-- Start Extracted information --

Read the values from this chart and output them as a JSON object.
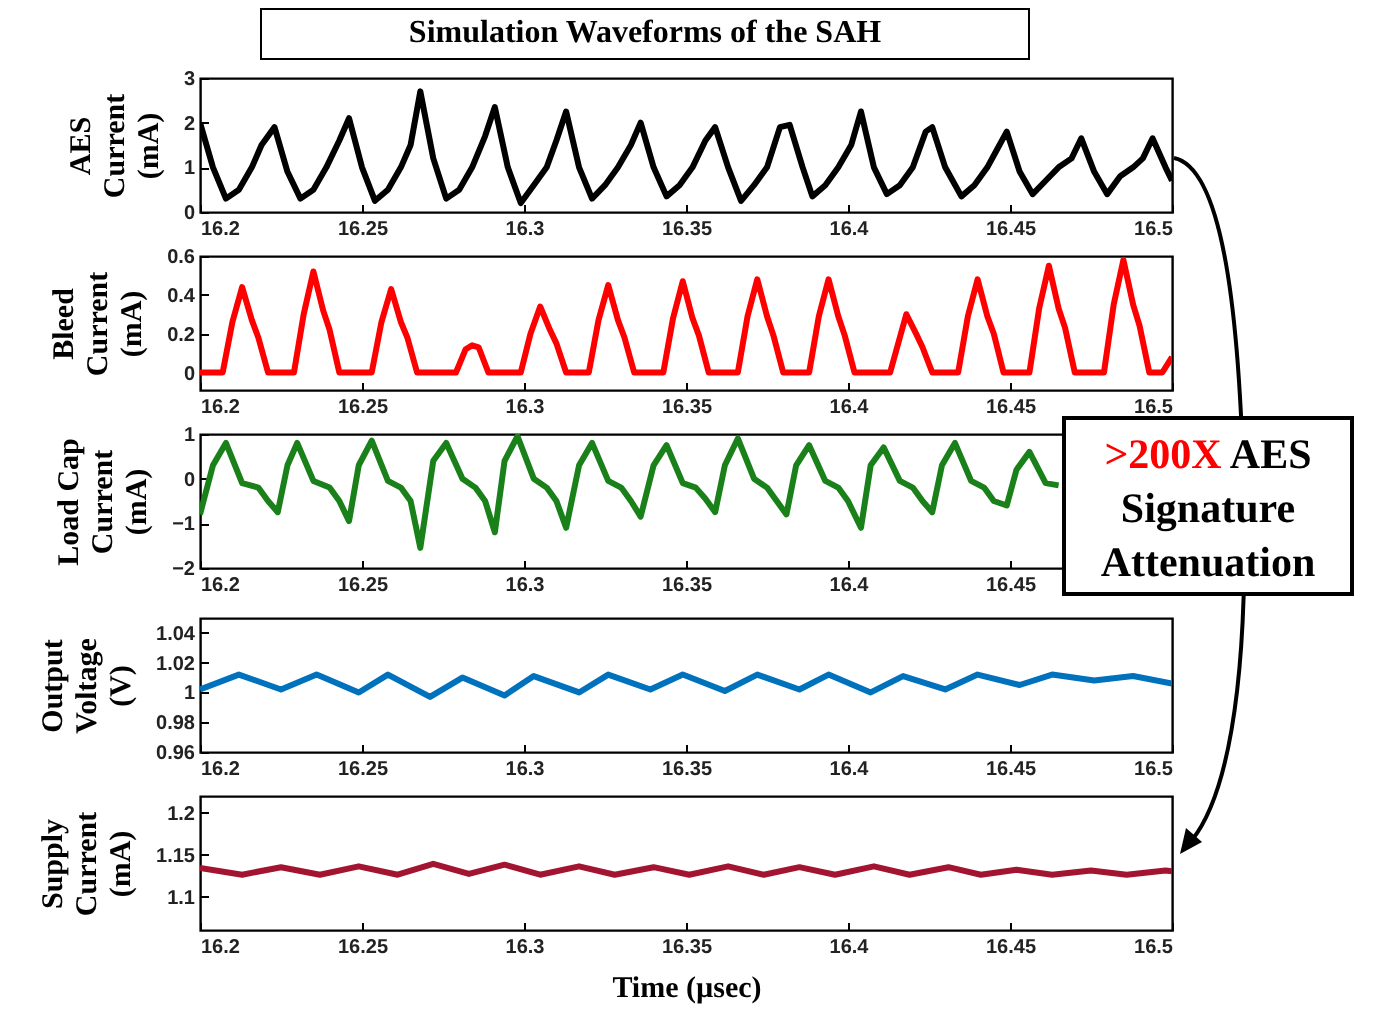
{
  "chart_data": [
    {
      "type": "line",
      "title": "Simulation Waveforms of the SAH",
      "ylabel": "AES\nCurrent\n(mA)",
      "xlim": [
        16.2,
        16.5
      ],
      "xticks": [
        16.2,
        16.25,
        16.3,
        16.35,
        16.4,
        16.45,
        16.5
      ],
      "ylim": [
        0,
        3
      ],
      "yticks": [
        0,
        1,
        2,
        3
      ],
      "series": [
        {
          "color": "#000000",
          "x": [
            16.2,
            16.204,
            16.208,
            16.212,
            16.216,
            16.219,
            16.223,
            16.227,
            16.231,
            16.235,
            16.239,
            16.243,
            16.246,
            16.25,
            16.254,
            16.258,
            16.262,
            16.265,
            16.268,
            16.272,
            16.276,
            16.28,
            16.284,
            16.288,
            16.291,
            16.295,
            16.299,
            16.303,
            16.307,
            16.31,
            16.313,
            16.317,
            16.321,
            16.325,
            16.329,
            16.333,
            16.336,
            16.34,
            16.344,
            16.348,
            16.352,
            16.356,
            16.359,
            16.363,
            16.367,
            16.371,
            16.375,
            16.379,
            16.382,
            16.386,
            16.389,
            16.393,
            16.397,
            16.401,
            16.404,
            16.408,
            16.412,
            16.416,
            16.42,
            16.424,
            16.426,
            16.43,
            16.435,
            16.439,
            16.443,
            16.446,
            16.449,
            16.453,
            16.457,
            16.461,
            16.465,
            16.469,
            16.472,
            16.476,
            16.48,
            16.484,
            16.488,
            16.491,
            16.494,
            16.498,
            16.5
          ],
          "values": [
            2.0,
            1.0,
            0.3,
            0.5,
            1.0,
            1.5,
            1.9,
            0.9,
            0.3,
            0.5,
            1.0,
            1.6,
            2.1,
            1.0,
            0.25,
            0.5,
            1.0,
            1.5,
            2.7,
            1.2,
            0.3,
            0.5,
            1.0,
            1.7,
            2.35,
            1.0,
            0.2,
            0.6,
            1.0,
            1.6,
            2.25,
            1.0,
            0.3,
            0.6,
            1.0,
            1.5,
            2.0,
            1.0,
            0.35,
            0.6,
            1.0,
            1.6,
            1.9,
            1.0,
            0.25,
            0.6,
            1.0,
            1.9,
            1.95,
            1.0,
            0.35,
            0.6,
            1.0,
            1.5,
            2.25,
            1.0,
            0.4,
            0.6,
            1.0,
            1.8,
            1.9,
            1.0,
            0.35,
            0.6,
            1.0,
            1.4,
            1.8,
            0.9,
            0.4,
            0.7,
            1.0,
            1.2,
            1.65,
            0.9,
            0.4,
            0.8,
            1.0,
            1.2,
            1.65,
            1.0,
            0.7
          ]
        }
      ]
    },
    {
      "type": "line",
      "ylabel": "Bleed\nCurrent\n(mA)",
      "xlim": [
        16.2,
        16.5
      ],
      "xticks": [
        16.2,
        16.25,
        16.3,
        16.35,
        16.4,
        16.45,
        16.5
      ],
      "ylim": [
        -0.09,
        0.6
      ],
      "yticks": [
        0,
        0.2,
        0.4,
        0.6
      ],
      "series": [
        {
          "color": "#ff0000",
          "x": [
            16.2,
            16.207,
            16.21,
            16.213,
            16.216,
            16.218,
            16.221,
            16.229,
            16.232,
            16.235,
            16.238,
            16.24,
            16.243,
            16.253,
            16.256,
            16.259,
            16.262,
            16.264,
            16.267,
            16.279,
            16.282,
            16.284,
            16.286,
            16.289,
            16.299,
            16.302,
            16.305,
            16.308,
            16.31,
            16.313,
            16.32,
            16.323,
            16.326,
            16.329,
            16.331,
            16.334,
            16.343,
            16.346,
            16.349,
            16.352,
            16.354,
            16.357,
            16.366,
            16.369,
            16.372,
            16.375,
            16.377,
            16.38,
            16.388,
            16.391,
            16.394,
            16.397,
            16.399,
            16.402,
            16.413,
            16.416,
            16.418,
            16.421,
            16.423,
            16.426,
            16.434,
            16.437,
            16.44,
            16.443,
            16.445,
            16.448,
            16.456,
            16.459,
            16.462,
            16.465,
            16.467,
            16.47,
            16.479,
            16.482,
            16.485,
            16.488,
            16.49,
            16.493,
            16.497,
            16.5
          ],
          "values": [
            0,
            0,
            0.26,
            0.44,
            0.27,
            0.18,
            0,
            0,
            0.3,
            0.52,
            0.32,
            0.22,
            0,
            0,
            0.26,
            0.43,
            0.26,
            0.18,
            0,
            0,
            0.12,
            0.14,
            0.13,
            0,
            0,
            0.2,
            0.34,
            0.22,
            0.15,
            0,
            0,
            0.27,
            0.45,
            0.27,
            0.18,
            0,
            0,
            0.28,
            0.47,
            0.28,
            0.19,
            0,
            0,
            0.29,
            0.48,
            0.29,
            0.19,
            0,
            0,
            0.29,
            0.48,
            0.29,
            0.19,
            0,
            0,
            0.18,
            0.3,
            0.2,
            0.13,
            0,
            0,
            0.29,
            0.48,
            0.29,
            0.2,
            0,
            0,
            0.33,
            0.55,
            0.33,
            0.23,
            0,
            0,
            0.35,
            0.58,
            0.35,
            0.24,
            0,
            0,
            0.08
          ]
        }
      ]
    },
    {
      "type": "line",
      "ylabel": "Load Cap\nCurrent\n(mA)",
      "xlim": [
        16.2,
        16.5
      ],
      "xticks": [
        16.2,
        16.25,
        16.3,
        16.35,
        16.4,
        16.45
      ],
      "ylim": [
        -2,
        1
      ],
      "yticks": [
        -2,
        -1,
        0,
        1
      ],
      "annotations": [
        ">200X AES Signature Attenuation"
      ],
      "series": [
        {
          "color": "#1a801a",
          "x": [
            16.2,
            16.204,
            16.208,
            16.213,
            16.218,
            16.221,
            16.224,
            16.227,
            16.23,
            16.235,
            16.24,
            16.243,
            16.246,
            16.249,
            16.253,
            16.258,
            16.262,
            16.265,
            16.268,
            16.272,
            16.276,
            16.281,
            16.285,
            16.288,
            16.291,
            16.294,
            16.298,
            16.303,
            16.307,
            16.31,
            16.313,
            16.317,
            16.321,
            16.326,
            16.33,
            16.333,
            16.336,
            16.34,
            16.344,
            16.349,
            16.353,
            16.356,
            16.359,
            16.362,
            16.366,
            16.371,
            16.375,
            16.378,
            16.381,
            16.384,
            16.388,
            16.393,
            16.397,
            16.4,
            16.404,
            16.407,
            16.411,
            16.416,
            16.42,
            16.423,
            16.426,
            16.429,
            16.433,
            16.438,
            16.442,
            16.445,
            16.449,
            16.452,
            16.456,
            16.461,
            16.465
          ],
          "values": [
            -0.8,
            0.3,
            0.8,
            -0.1,
            -0.2,
            -0.5,
            -0.75,
            0.3,
            0.8,
            -0.05,
            -0.2,
            -0.5,
            -0.95,
            0.3,
            0.85,
            -0.05,
            -0.2,
            -0.5,
            -1.55,
            0.4,
            0.8,
            0.0,
            -0.2,
            -0.5,
            -1.2,
            0.4,
            0.95,
            0.0,
            -0.2,
            -0.5,
            -1.1,
            0.3,
            0.8,
            -0.05,
            -0.2,
            -0.5,
            -0.85,
            0.3,
            0.75,
            -0.1,
            -0.2,
            -0.45,
            -0.75,
            0.3,
            0.9,
            0.0,
            -0.2,
            -0.5,
            -0.8,
            0.3,
            0.75,
            -0.05,
            -0.2,
            -0.5,
            -1.1,
            0.3,
            0.7,
            -0.05,
            -0.2,
            -0.5,
            -0.75,
            0.3,
            0.8,
            -0.05,
            -0.2,
            -0.5,
            -0.6,
            0.2,
            0.6,
            -0.1,
            -0.15
          ]
        }
      ]
    },
    {
      "type": "line",
      "ylabel": "Output\nVoltage\n(V)",
      "xlim": [
        16.2,
        16.5
      ],
      "xticks": [
        16.2,
        16.25,
        16.3,
        16.35,
        16.4,
        16.45,
        16.5
      ],
      "ylim": [
        0.96,
        1.05
      ],
      "yticks": [
        0.96,
        0.98,
        1,
        1.02,
        1.04
      ],
      "series": [
        {
          "color": "#0072bd",
          "x": [
            16.2,
            16.212,
            16.225,
            16.236,
            16.249,
            16.258,
            16.271,
            16.281,
            16.294,
            16.303,
            16.317,
            16.326,
            16.339,
            16.349,
            16.362,
            16.372,
            16.385,
            16.394,
            16.407,
            16.417,
            16.43,
            16.44,
            16.453,
            16.463,
            16.476,
            16.488,
            16.5
          ],
          "values": [
            1.002,
            1.012,
            1.002,
            1.012,
            1.0,
            1.012,
            0.997,
            1.01,
            0.998,
            1.011,
            1.0,
            1.012,
            1.002,
            1.012,
            1.001,
            1.012,
            1.002,
            1.012,
            1.0,
            1.011,
            1.002,
            1.012,
            1.005,
            1.012,
            1.008,
            1.011,
            1.006
          ]
        }
      ]
    },
    {
      "type": "line",
      "ylabel": "Supply\nCurrent\n(mA)",
      "xlabel": "Time (µsec)",
      "xlim": [
        16.2,
        16.5
      ],
      "xticks": [
        16.2,
        16.25,
        16.3,
        16.35,
        16.4,
        16.45,
        16.5
      ],
      "ylim": [
        1.06,
        1.22
      ],
      "yticks": [
        1.1,
        1.15,
        1.2
      ],
      "series": [
        {
          "color": "#a2142f",
          "x": [
            16.2,
            16.213,
            16.225,
            16.237,
            16.249,
            16.261,
            16.272,
            16.283,
            16.294,
            16.305,
            16.317,
            16.328,
            16.34,
            16.351,
            16.363,
            16.374,
            16.385,
            16.396,
            16.408,
            16.419,
            16.431,
            16.441,
            16.452,
            16.463,
            16.475,
            16.486,
            16.498,
            16.5
          ],
          "values": [
            1.134,
            1.126,
            1.135,
            1.126,
            1.136,
            1.126,
            1.139,
            1.127,
            1.138,
            1.126,
            1.136,
            1.126,
            1.135,
            1.126,
            1.136,
            1.126,
            1.135,
            1.126,
            1.136,
            1.126,
            1.135,
            1.126,
            1.132,
            1.126,
            1.131,
            1.126,
            1.131,
            1.13
          ]
        }
      ]
    }
  ]
}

-- End Extracted information --

Stated exercise:
From the entries above, select each line containing the string "ylabel".

Final result:
      "ylabel": "AES\nCurrent\n(mA)",
      "ylabel": "Bleed\nCurrent\n(mA)",
      "ylabel": "Load Cap\nCurrent\n(mA)",
      "ylabel": "Output\nVoltage\n(V)",
      "ylabel": "Supply\nCurrent\n(mA)",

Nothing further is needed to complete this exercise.